* What you will do
For each line below that contains the word "Floß", make a copy.

(Beginning of Data for this exercise)

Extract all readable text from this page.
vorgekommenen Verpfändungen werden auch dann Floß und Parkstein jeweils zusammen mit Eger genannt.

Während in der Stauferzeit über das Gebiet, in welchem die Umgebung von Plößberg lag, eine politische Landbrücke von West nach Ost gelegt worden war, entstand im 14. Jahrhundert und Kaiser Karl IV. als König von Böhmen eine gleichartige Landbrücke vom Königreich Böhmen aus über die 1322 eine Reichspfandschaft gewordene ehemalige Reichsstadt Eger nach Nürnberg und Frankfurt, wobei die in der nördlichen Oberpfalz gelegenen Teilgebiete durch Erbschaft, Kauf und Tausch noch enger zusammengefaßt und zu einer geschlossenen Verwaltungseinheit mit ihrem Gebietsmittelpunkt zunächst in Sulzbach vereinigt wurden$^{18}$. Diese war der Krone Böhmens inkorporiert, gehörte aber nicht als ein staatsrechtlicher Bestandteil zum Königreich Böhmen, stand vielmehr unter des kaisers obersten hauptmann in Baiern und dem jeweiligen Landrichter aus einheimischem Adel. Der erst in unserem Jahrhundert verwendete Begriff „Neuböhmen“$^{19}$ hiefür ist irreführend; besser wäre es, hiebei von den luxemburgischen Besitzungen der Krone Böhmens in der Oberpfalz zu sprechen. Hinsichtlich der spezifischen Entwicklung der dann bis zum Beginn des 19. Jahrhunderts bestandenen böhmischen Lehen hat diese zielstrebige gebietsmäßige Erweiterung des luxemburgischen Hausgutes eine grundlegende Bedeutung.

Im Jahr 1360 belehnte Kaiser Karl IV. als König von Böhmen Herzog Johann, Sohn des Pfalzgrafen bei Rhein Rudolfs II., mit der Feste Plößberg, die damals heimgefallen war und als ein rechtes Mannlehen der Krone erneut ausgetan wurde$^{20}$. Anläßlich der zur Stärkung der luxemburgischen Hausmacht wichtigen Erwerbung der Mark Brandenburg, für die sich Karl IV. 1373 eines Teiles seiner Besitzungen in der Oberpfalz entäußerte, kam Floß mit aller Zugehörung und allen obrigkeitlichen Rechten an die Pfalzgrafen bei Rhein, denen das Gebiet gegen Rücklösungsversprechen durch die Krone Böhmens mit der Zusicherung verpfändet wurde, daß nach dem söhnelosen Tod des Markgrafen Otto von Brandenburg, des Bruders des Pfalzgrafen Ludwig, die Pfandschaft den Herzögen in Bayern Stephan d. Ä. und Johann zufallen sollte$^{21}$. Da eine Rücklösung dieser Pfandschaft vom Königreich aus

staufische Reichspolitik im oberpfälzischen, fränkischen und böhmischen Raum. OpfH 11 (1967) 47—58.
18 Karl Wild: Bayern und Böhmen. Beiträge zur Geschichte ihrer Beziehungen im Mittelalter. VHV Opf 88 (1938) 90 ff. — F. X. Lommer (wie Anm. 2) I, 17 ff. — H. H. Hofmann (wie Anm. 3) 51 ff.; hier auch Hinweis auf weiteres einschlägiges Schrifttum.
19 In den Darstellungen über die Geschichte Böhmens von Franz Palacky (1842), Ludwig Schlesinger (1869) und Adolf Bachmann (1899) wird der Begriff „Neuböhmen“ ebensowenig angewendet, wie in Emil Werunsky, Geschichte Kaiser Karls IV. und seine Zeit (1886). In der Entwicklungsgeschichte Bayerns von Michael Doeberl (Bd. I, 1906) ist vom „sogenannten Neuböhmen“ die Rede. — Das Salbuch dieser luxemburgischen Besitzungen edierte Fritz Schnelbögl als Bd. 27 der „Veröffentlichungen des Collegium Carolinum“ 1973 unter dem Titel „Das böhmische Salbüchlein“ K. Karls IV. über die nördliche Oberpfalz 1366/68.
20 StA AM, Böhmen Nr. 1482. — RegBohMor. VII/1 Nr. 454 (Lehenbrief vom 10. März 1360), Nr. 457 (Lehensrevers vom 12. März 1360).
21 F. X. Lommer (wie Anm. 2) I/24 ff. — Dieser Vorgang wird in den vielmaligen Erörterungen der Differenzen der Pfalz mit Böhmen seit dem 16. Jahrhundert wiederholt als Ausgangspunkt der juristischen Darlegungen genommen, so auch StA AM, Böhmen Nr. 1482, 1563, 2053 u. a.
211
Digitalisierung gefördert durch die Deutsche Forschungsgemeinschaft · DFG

(End of Data for this exercise)
(Beginning of Data for this exercise)

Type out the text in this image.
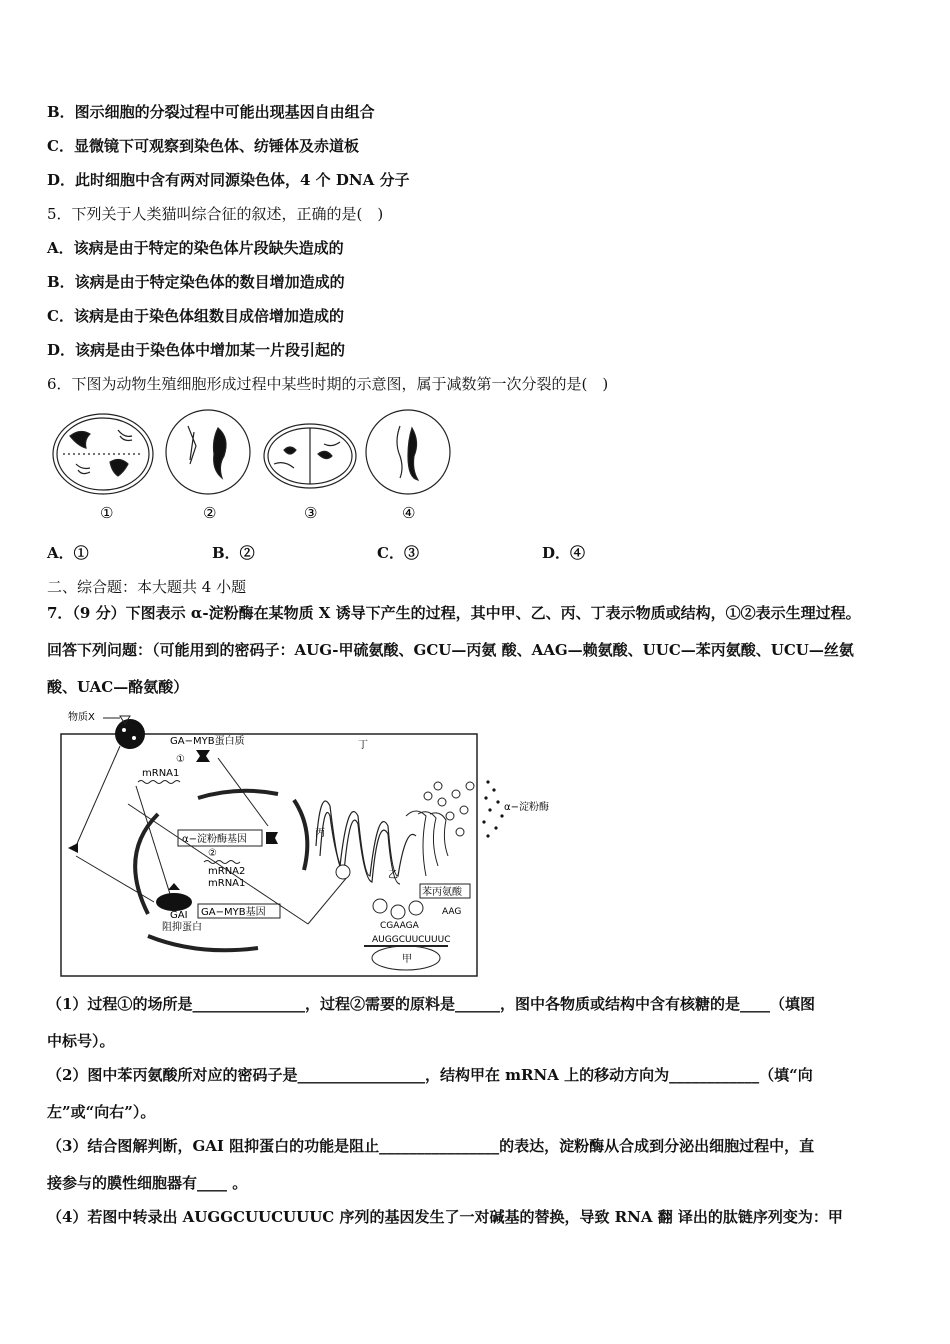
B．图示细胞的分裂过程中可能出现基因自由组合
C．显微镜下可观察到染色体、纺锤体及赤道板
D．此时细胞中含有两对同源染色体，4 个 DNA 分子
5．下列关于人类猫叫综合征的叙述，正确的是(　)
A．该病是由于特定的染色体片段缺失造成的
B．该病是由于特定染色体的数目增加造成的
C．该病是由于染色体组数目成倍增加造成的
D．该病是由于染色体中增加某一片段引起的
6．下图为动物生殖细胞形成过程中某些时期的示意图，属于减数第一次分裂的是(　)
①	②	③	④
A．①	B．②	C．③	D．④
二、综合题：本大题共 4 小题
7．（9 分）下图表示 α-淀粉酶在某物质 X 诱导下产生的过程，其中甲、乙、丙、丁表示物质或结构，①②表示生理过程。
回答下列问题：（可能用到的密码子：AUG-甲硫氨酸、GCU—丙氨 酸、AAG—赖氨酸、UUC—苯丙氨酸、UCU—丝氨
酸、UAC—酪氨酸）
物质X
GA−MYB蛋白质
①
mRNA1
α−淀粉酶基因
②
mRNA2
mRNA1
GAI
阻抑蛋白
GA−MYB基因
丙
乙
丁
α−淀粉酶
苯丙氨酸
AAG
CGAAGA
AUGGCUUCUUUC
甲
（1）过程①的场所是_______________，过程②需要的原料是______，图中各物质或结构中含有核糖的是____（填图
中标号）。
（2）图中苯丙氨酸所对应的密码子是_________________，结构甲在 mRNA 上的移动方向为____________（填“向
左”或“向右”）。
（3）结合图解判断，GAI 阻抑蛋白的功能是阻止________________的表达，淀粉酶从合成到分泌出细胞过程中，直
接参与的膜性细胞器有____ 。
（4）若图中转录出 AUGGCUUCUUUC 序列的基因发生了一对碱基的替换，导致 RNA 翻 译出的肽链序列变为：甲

(End of Data for this exercise)

* Output below
vorgekommenen Verpfändungen werden auch dann Floß und Parkstein jeweils zusammen mit Eger genannt.
Im Jahr 1360 belehnte Kaiser Karl IV. als König von Böhmen Herzog Johann, Sohn des Pfalzgrafen bei Rhein Rudolfs II., mit der Feste Plößberg, die damals heimgefallen war und als ein rechtes Mannlehen der Krone erneut ausgetan wurde$^{20}$. Anläßlich der zur Stärkung der luxemburgischen Hausmacht wichtigen Erwerbung der Mark Brandenburg, für die sich Karl IV. 1373 eines Teiles seiner Besitzungen in der Oberpfalz entäußerte, kam Floß mit aller Zugehörung und allen obrigkeitlichen Rechten an die Pfalzgrafen bei Rhein, denen das Gebiet gegen Rücklösungsversprechen durch die Krone Böhmens mit der Zusicherung verpfändet wurde, daß nach dem söhnelosen Tod des Markgrafen Otto von Brandenburg, des Bruders des Pfalzgrafen Ludwig, die Pfandschaft den Herzögen in Bayern Stephan d. Ä. und Johann zufallen sollte$^{21}$. Da eine Rücklösung dieser Pfandschaft vom Königreich aus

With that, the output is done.